• **Exercise material**:
========================================================================

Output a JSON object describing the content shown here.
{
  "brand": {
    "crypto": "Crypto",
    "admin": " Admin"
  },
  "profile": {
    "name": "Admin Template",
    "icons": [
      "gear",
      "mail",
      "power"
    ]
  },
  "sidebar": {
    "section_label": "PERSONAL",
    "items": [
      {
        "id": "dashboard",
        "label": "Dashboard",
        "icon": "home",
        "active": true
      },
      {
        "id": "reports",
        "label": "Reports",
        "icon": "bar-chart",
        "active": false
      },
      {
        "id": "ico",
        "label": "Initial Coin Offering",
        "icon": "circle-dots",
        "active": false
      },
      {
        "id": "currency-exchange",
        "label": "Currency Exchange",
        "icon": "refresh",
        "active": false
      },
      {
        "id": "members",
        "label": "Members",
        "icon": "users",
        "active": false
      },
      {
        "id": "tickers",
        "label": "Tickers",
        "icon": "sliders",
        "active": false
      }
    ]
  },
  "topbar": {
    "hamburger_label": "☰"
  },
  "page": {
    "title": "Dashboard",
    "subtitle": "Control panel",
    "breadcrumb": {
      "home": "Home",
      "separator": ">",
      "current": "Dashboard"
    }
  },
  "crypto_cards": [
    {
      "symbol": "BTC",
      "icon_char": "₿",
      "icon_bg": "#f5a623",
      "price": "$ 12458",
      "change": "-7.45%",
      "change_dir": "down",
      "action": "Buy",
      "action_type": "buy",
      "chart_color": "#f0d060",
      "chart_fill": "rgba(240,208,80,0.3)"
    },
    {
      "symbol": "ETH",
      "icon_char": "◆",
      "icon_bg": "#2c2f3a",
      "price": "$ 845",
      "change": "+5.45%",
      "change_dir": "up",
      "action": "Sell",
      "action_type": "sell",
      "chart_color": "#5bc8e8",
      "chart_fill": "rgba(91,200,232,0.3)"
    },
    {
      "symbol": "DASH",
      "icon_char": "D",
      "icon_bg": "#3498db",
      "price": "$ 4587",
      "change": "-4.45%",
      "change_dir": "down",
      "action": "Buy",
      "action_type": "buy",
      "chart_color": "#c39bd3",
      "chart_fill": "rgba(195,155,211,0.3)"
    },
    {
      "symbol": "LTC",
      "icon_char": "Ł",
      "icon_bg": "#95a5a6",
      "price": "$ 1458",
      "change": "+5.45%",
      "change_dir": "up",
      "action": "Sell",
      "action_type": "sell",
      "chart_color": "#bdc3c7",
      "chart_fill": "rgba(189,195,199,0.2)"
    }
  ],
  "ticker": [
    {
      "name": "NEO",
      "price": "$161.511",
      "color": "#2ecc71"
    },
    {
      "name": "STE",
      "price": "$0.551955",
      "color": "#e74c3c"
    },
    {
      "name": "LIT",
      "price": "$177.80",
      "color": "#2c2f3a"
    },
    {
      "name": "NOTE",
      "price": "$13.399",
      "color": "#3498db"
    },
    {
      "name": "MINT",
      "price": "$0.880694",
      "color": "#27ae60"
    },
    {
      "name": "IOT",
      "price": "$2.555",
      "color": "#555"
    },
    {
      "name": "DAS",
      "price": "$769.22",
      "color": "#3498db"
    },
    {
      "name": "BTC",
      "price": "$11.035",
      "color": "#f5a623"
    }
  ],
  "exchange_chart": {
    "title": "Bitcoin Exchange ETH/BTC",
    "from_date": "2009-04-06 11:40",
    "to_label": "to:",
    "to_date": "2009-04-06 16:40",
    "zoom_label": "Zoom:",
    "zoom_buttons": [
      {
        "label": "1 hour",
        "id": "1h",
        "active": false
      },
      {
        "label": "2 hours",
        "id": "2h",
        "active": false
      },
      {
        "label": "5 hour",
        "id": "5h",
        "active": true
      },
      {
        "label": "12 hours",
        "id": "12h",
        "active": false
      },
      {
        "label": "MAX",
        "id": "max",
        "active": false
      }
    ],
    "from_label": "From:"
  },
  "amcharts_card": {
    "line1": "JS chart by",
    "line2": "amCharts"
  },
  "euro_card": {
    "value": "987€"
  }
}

========================================================================

• **Task directions**: Each line above must be reproduced exactly as it stands.

• **In response**:
Output a JSON object describing the content shown here.
{
  "brand": {
    "crypto": "Crypto",
    "admin": " Admin"
  },
  "profile": {
    "name": "Admin Template",
    "icons": [
      "gear",
      "mail",
      "power"
    ]
  },
  "sidebar": {
    "section_label": "PERSONAL",
    "items": [
      {
        "id": "dashboard",
        "label": "Dashboard",
        "icon": "home",
        "active": true
      },
      {
        "id": "reports",
        "label": "Reports",
        "icon": "bar-chart",
        "active": false
      },
      {
        "id": "ico",
        "label": "Initial Coin Offering",
        "icon": "circle-dots",
        "active": false
      },
      {
        "id": "currency-exchange",
        "label": "Currency Exchange",
        "icon": "refresh",
        "active": false
      },
      {
        "id": "members",
        "label": "Members",
        "icon": "users",
        "active": false
      },
      {
        "id": "tickers",
        "label": "Tickers",
        "icon": "sliders",
        "active": false
      }
    ]
  },
  "topbar": {
    "hamburger_label": "☰"
  },
  "page": {
    "title": "Dashboard",
    "subtitle": "Control panel",
    "breadcrumb": {
      "home": "Home",
      "separator": ">",
      "current": "Dashboard"
    }
  },
  "crypto_cards": [
    {
      "symbol": "BTC",
      "icon_char": "₿",
      "icon_bg": "#f5a623",
      "price": "$ 12458",
      "change": "-7.45%",
      "change_dir": "down",
      "action": "Buy",
      "action_type": "buy",
      "chart_color": "#f0d060",
      "chart_fill": "rgba(240,208,80,0.3)"
    },
    {
      "symbol": "ETH",
      "icon_char": "◆",
      "icon_bg": "#2c2f3a",
      "price": "$ 845",
      "change": "+5.45%",
      "change_dir": "up",
      "action": "Sell",
      "action_type": "sell",
      "chart_color": "#5bc8e8",
      "chart_fill": "rgba(91,200,232,0.3)"
    },
    {
      "symbol": "DASH",
      "icon_char": "D",
      "icon_bg": "#3498db",
      "price": "$ 4587",
      "change": "-4.45%",
      "change_dir": "down",
      "action": "Buy",
      "action_type": "buy",
      "chart_color": "#c39bd3",
      "chart_fill": "rgba(195,155,211,0.3)"
    },
    {
      "symbol": "LTC",
      "icon_char": "Ł",
      "icon_bg": "#95a5a6",
      "price": "$ 1458",
      "change": "+5.45%",
      "change_dir": "up",
      "action": "Sell",
      "action_type": "sell",
      "chart_color": "#bdc3c7",
      "chart_fill": "rgba(189,195,199,0.2)"
    }
  ],
  "ticker": [
    {
      "name": "NEO",
      "price": "$161.511",
      "color": "#2ecc71"
    },
    {
      "name": "STE",
      "price": "$0.551955",
      "color": "#e74c3c"
    },
    {
      "name": "LIT",
      "price": "$177.80",
      "color": "#2c2f3a"
    },
    {
      "name": "NOTE",
      "price": "$13.399",
      "color": "#3498db"
    },
    {
      "name": "MINT",
      "price": "$0.880694",
      "color": "#27ae60"
    },
    {
      "name": "IOT",
      "price": "$2.555",
      "color": "#555"
    },
    {
      "name": "DAS",
      "price": "$769.22",
      "color": "#3498db"
    },
    {
      "name": "BTC",
      "price": "$11.035",
      "color": "#f5a623"
    }
  ],
  "exchange_chart": {
    "title": "Bitcoin Exchange ETH/BTC",
    "from_date": "2009-04-06 11:40",
    "to_label": "to:",
    "to_date": "2009-04-06 16:40",
    "zoom_label": "Zoom:",
    "zoom_buttons": [
      {
        "label": "1 hour",
        "id": "1h",
        "active": false
      },
      {
        "label": "2 hours",
        "id": "2h",
        "active": false
      },
      {
        "label": "5 hour",
        "id": "5h",
        "active": true
      },
      {
        "label": "12 hours",
        "id": "12h",
        "active": false
      },
      {
        "label": "MAX",
        "id": "max",
        "active": false
      }
    ],
    "from_label": "From:"
  },
  "amcharts_card": {
    "line1": "JS chart by",
    "line2": "amCharts"
  },
  "euro_card": {
    "value": "987€"
  }
}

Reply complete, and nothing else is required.